- **Supplied data**:
************

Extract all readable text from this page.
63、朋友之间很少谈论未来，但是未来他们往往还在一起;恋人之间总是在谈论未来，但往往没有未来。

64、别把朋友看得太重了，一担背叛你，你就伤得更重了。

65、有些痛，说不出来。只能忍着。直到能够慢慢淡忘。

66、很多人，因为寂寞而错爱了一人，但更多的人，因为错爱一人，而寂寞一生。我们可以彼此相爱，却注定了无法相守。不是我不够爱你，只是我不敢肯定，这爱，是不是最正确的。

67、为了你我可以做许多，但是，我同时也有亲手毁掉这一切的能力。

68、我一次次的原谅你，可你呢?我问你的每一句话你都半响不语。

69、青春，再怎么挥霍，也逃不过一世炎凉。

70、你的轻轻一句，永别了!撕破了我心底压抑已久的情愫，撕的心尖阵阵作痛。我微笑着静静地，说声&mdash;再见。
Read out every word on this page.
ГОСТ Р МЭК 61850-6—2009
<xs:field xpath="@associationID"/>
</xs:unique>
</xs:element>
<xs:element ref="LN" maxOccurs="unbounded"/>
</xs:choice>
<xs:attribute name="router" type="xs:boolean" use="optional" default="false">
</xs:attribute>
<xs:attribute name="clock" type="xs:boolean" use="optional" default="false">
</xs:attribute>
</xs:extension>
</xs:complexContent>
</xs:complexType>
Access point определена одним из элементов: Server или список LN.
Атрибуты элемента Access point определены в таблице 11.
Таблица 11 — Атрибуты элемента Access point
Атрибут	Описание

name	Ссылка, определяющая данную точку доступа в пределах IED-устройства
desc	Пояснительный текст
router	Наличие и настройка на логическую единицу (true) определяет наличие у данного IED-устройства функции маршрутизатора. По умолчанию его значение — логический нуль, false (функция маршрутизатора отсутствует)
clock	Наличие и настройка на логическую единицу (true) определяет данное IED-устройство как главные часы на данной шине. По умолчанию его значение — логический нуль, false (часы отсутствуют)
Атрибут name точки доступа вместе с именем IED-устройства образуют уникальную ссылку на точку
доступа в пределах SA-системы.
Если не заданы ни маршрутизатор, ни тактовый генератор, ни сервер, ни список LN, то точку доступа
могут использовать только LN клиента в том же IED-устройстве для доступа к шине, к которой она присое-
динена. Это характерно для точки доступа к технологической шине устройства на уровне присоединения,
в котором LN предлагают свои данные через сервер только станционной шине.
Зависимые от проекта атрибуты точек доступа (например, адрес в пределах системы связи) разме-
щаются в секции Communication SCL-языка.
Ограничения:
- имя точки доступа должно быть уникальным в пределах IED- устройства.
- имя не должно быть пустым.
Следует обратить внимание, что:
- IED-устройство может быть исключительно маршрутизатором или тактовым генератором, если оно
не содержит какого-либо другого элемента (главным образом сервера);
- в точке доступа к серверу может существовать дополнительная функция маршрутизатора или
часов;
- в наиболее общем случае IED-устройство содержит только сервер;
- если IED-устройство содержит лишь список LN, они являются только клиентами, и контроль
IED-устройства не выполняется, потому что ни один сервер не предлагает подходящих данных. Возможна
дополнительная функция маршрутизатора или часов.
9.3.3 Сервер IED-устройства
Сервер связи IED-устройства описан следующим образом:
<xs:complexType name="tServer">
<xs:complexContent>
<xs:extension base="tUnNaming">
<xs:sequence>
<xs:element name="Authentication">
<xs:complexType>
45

************

- **Task to complete**:
Exactly as shown above, return every record.

- **Answer to the problem**:
Extract all readable text from this page.
63、朋友之间很少谈论未来，但是未来他们往往还在一起;恋人之间总是在谈论未来，但往往没有未来。

64、别把朋友看得太重了，一担背叛你，你就伤得更重了。

65、有些痛，说不出来。只能忍着。直到能够慢慢淡忘。

66、很多人，因为寂寞而错爱了一人，但更多的人，因为错爱一人，而寂寞一生。我们可以彼此相爱，却注定了无法相守。不是我不够爱你，只是我不敢肯定，这爱，是不是最正确的。

67、为了你我可以做许多，但是，我同时也有亲手毁掉这一切的能力。

68、我一次次的原谅你，可你呢?我问你的每一句话你都半响不语。

69、青春，再怎么挥霍，也逃不过一世炎凉。

70、你的轻轻一句，永别了!撕破了我心底压抑已久的情愫，撕的心尖阵阵作痛。我微笑着静静地，说声&mdash;再见。
Read out every word on this page.
ГОСТ Р МЭК 61850-6—2009
<xs:field xpath="@associationID"/>
</xs:unique>
</xs:element>
<xs:element ref="LN" maxOccurs="unbounded"/>
</xs:choice>
<xs:attribute name="router" type="xs:boolean" use="optional" default="false">
</xs:attribute>
<xs:attribute name="clock" type="xs:boolean" use="optional" default="false">
</xs:attribute>
</xs:extension>
</xs:complexContent>
</xs:complexType>
Access point определена одним из элементов: Server или список LN.
Атрибуты элемента Access point определены в таблице 11.
Таблица 11 — Атрибуты элемента Access point
Атрибут	Описание

name	Ссылка, определяющая данную точку доступа в пределах IED-устройства
desc	Пояснительный текст
router	Наличие и настройка на логическую единицу (true) определяет наличие у данного IED-устройства функции маршрутизатора. По умолчанию его значение — логический нуль, false (функция маршрутизатора отсутствует)
clock	Наличие и настройка на логическую единицу (true) определяет данное IED-устройство как главные часы на данной шине. По умолчанию его значение — логический нуль, false (часы отсутствуют)
Атрибут name точки доступа вместе с именем IED-устройства образуют уникальную ссылку на точку
доступа в пределах SA-системы.
Если не заданы ни маршрутизатор, ни тактовый генератор, ни сервер, ни список LN, то точку доступа
могут использовать только LN клиента в том же IED-устройстве для доступа к шине, к которой она присое-
динена. Это характерно для точки доступа к технологической шине устройства на уровне присоединения,
в котором LN предлагают свои данные через сервер только станционной шине.
Зависимые от проекта атрибуты точек доступа (например, адрес в пределах системы связи) разме-
щаются в секции Communication SCL-языка.
Ограничения:
- имя точки доступа должно быть уникальным в пределах IED- устройства.
- имя не должно быть пустым.
Следует обратить внимание, что:
- IED-устройство может быть исключительно маршрутизатором или тактовым генератором, если оно
не содержит какого-либо другого элемента (главным образом сервера);
- в точке доступа к серверу может существовать дополнительная функция маршрутизатора или
часов;
- в наиболее общем случае IED-устройство содержит только сервер;
- если IED-устройство содержит лишь список LN, они являются только клиентами, и контроль
IED-устройства не выполняется, потому что ни один сервер не предлагает подходящих данных. Возможна
дополнительная функция маршрутизатора или часов.
9.3.3 Сервер IED-устройства
Сервер связи IED-устройства описан следующим образом:
<xs:complexType name="tServer">
<xs:complexContent>
<xs:extension base="tUnNaming">
<xs:sequence>
<xs:element name="Authentication">
<xs:complexType>
45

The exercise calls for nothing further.